> **Dataset**
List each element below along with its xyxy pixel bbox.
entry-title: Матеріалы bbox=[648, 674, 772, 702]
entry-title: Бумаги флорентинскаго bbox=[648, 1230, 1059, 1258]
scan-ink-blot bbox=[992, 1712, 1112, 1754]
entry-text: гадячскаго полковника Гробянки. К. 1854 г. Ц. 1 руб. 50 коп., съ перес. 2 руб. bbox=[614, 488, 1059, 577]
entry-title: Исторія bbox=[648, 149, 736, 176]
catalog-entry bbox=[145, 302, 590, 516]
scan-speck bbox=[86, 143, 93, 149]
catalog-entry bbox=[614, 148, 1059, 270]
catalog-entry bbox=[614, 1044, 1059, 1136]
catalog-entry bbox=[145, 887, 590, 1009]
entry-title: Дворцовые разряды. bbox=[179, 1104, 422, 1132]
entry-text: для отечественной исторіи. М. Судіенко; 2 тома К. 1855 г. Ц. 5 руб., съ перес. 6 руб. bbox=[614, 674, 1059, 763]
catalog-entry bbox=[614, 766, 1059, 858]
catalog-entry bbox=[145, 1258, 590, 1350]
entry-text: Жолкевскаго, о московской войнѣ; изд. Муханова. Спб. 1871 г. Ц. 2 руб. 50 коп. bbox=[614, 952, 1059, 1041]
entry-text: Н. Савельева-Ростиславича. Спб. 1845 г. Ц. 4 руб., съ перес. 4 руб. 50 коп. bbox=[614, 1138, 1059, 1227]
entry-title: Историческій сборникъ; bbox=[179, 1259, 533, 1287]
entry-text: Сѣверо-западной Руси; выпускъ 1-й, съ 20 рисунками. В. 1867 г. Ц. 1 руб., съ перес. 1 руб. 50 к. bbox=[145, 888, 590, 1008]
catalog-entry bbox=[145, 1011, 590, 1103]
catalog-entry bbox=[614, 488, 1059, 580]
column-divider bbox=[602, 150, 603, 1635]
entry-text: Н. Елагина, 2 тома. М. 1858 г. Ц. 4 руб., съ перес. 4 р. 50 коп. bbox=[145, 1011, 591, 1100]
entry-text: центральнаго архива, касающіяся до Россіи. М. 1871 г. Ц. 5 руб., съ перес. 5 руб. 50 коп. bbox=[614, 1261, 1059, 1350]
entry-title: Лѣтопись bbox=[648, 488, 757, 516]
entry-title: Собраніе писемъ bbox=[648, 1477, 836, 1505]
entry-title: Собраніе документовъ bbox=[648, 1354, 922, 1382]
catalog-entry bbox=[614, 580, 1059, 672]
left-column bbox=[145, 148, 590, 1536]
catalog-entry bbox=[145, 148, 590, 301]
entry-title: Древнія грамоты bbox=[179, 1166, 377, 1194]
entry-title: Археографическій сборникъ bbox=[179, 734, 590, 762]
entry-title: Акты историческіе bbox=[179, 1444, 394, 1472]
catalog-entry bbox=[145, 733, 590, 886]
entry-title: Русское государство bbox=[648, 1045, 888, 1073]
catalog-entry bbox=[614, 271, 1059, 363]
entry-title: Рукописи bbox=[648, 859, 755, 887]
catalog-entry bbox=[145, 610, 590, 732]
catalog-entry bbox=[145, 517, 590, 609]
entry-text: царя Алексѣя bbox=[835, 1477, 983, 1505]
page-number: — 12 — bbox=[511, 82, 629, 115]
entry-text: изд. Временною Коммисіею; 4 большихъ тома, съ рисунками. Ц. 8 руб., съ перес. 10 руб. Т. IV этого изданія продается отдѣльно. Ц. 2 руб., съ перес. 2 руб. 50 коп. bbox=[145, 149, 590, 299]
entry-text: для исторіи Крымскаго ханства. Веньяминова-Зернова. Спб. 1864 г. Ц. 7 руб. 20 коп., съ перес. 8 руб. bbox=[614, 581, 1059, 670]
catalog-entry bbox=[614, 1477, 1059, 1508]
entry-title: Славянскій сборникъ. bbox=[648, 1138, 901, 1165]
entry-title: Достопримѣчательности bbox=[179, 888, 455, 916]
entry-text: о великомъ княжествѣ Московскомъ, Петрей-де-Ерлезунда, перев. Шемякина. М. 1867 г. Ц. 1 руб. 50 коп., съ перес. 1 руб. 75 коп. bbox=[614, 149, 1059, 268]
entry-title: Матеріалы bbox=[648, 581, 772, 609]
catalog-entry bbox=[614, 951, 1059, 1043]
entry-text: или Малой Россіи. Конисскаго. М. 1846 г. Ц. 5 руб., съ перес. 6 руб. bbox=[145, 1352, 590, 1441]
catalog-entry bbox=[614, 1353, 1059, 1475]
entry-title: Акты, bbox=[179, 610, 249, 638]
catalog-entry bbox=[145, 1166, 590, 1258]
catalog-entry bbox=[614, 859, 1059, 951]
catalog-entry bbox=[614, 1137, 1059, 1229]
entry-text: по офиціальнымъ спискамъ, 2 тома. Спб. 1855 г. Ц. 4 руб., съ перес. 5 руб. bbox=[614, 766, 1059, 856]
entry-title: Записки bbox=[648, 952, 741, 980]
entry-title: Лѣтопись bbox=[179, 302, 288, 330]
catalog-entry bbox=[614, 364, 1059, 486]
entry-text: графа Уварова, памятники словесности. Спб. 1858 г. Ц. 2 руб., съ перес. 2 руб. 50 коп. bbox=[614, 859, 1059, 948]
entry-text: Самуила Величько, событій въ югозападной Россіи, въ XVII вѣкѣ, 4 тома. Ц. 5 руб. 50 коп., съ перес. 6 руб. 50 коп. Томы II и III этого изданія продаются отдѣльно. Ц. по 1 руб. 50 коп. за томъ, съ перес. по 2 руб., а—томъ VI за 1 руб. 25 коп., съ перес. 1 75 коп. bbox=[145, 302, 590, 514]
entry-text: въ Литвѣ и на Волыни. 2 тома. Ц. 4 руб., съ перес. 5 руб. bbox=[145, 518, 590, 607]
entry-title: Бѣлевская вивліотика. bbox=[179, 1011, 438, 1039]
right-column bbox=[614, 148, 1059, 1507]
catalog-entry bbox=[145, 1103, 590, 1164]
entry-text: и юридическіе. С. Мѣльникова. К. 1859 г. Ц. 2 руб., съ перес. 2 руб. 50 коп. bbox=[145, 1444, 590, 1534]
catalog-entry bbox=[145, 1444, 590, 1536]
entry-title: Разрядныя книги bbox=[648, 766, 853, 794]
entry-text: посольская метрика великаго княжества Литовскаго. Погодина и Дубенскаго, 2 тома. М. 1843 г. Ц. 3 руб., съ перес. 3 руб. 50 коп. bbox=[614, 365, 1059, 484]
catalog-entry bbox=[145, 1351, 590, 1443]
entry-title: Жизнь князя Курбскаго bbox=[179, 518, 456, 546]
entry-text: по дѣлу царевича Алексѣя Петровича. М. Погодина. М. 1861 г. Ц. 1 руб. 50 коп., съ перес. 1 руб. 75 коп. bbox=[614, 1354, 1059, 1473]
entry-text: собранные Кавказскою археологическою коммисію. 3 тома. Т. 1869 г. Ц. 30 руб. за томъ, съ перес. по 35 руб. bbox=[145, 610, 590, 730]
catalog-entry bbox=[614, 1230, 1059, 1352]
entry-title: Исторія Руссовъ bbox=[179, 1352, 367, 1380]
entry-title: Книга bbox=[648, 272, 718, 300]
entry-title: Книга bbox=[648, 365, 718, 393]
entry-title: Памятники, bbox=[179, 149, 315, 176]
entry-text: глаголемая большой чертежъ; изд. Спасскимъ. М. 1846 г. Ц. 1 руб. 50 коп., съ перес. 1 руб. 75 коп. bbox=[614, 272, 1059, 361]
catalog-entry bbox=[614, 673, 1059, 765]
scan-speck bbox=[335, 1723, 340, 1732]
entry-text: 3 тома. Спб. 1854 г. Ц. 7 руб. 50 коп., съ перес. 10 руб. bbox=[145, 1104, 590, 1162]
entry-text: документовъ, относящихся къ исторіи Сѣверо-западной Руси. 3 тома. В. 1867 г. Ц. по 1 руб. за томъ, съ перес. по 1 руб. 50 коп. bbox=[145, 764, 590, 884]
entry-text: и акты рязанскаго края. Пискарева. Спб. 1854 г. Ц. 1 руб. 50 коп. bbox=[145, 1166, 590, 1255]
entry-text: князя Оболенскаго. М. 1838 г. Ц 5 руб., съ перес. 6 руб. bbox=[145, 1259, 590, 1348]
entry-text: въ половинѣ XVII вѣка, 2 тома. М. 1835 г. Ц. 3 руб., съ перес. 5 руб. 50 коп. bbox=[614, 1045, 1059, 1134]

> **Task directions**
Reproduce the listing from its first line up to and including the line with "entry-title: Исторія bbox=[648, 149, 736, 176]", swapping "scan-ink-blot" for "scan-smudge" and leaving everything else unchanged.

> **Solution for this task**
List each element below along with its xyxy pixel bbox.
entry-title: Матеріалы bbox=[648, 674, 772, 702]
entry-title: Бумаги флорентинскаго bbox=[648, 1230, 1059, 1258]
scan-smudge bbox=[992, 1712, 1112, 1754]
entry-text: гадячскаго полковника Гробянки. К. 1854 г. Ц. 1 руб. 50 коп., съ перес. 2 руб. bbox=[614, 488, 1059, 577]
entry-title: Исторія bbox=[648, 149, 736, 176]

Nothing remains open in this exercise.